*** DATA TO PROCESS
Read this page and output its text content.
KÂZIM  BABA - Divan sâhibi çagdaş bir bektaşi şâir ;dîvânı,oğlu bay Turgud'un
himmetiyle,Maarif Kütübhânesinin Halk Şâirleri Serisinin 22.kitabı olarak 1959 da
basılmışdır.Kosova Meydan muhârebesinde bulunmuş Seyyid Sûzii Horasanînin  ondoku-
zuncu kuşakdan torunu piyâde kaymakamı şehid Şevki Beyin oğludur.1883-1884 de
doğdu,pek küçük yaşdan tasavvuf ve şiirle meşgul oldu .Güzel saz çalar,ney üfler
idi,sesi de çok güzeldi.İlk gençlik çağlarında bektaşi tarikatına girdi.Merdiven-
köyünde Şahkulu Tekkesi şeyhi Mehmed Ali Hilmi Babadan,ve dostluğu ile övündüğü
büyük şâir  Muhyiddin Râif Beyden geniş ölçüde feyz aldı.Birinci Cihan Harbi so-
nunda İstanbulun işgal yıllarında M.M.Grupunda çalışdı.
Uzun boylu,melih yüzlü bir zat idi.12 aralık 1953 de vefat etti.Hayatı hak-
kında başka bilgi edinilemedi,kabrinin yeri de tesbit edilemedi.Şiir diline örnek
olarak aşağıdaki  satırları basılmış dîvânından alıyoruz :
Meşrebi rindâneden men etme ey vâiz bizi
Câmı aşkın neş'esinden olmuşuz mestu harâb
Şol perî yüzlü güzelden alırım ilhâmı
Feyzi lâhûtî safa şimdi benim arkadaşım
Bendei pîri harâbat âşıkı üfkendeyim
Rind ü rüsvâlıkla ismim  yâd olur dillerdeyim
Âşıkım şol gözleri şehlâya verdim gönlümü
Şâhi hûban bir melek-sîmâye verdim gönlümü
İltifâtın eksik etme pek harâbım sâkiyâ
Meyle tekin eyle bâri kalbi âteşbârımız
******
WHAT IS REQUIRED
Count how many lines in the data contain the word "yüzlü", giving the number without comment.

REPLY TO THE TASK
2